__SET PROBLEM__. Among the lines below, list those containing the string "this".

Part of a data file
= = =

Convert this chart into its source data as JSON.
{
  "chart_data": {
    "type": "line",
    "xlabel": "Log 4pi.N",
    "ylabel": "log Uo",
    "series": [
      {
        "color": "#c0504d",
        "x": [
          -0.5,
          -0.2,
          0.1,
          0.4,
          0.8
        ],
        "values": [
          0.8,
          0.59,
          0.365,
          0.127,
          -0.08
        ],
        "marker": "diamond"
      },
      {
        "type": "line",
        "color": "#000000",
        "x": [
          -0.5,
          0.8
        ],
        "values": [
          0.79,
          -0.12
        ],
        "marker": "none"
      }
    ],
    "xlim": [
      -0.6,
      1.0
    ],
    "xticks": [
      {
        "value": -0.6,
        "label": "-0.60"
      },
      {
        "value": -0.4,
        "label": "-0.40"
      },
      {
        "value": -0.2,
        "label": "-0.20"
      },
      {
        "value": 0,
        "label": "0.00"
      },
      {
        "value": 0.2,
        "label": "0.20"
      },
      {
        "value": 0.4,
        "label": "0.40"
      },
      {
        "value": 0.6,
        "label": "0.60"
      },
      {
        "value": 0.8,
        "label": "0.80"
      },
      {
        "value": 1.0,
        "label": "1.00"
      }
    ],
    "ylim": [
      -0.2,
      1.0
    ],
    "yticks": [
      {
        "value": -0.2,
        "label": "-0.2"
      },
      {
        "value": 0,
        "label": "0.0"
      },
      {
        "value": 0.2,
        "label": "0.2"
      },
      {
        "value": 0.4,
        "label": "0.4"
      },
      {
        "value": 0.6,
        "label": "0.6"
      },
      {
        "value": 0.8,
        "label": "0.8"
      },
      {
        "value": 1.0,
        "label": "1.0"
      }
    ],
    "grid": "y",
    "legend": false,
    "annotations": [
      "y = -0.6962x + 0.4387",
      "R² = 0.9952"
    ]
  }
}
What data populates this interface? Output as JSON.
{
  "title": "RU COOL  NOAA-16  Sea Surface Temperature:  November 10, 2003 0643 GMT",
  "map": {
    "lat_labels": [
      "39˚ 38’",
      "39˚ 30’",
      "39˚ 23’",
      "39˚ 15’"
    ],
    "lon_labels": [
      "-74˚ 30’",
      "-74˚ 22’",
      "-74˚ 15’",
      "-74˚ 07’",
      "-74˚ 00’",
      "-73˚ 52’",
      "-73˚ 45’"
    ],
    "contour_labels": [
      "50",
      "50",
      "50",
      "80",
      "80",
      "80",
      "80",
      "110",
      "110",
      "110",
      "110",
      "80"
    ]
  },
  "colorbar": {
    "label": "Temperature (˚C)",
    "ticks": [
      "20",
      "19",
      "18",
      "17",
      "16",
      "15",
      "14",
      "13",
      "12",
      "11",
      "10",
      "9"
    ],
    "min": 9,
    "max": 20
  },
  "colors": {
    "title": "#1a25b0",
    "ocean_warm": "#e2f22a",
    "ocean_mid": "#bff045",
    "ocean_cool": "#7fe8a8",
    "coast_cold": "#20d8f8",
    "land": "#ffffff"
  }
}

= = =

__RESPONSE__.
Convert this chart into its source data as JSON.
What data populates this interface? Output as JSON.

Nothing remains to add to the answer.